Which lines hold the word "families"? Show each of them.
Begin
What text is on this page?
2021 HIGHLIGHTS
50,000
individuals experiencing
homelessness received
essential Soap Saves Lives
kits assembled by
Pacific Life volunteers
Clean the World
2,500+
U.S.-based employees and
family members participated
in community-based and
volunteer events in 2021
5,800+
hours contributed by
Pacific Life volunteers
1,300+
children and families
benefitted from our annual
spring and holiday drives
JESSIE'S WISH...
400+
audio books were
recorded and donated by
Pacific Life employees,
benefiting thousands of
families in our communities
End
◆ Solution to this task ◆
children and families
families in our communities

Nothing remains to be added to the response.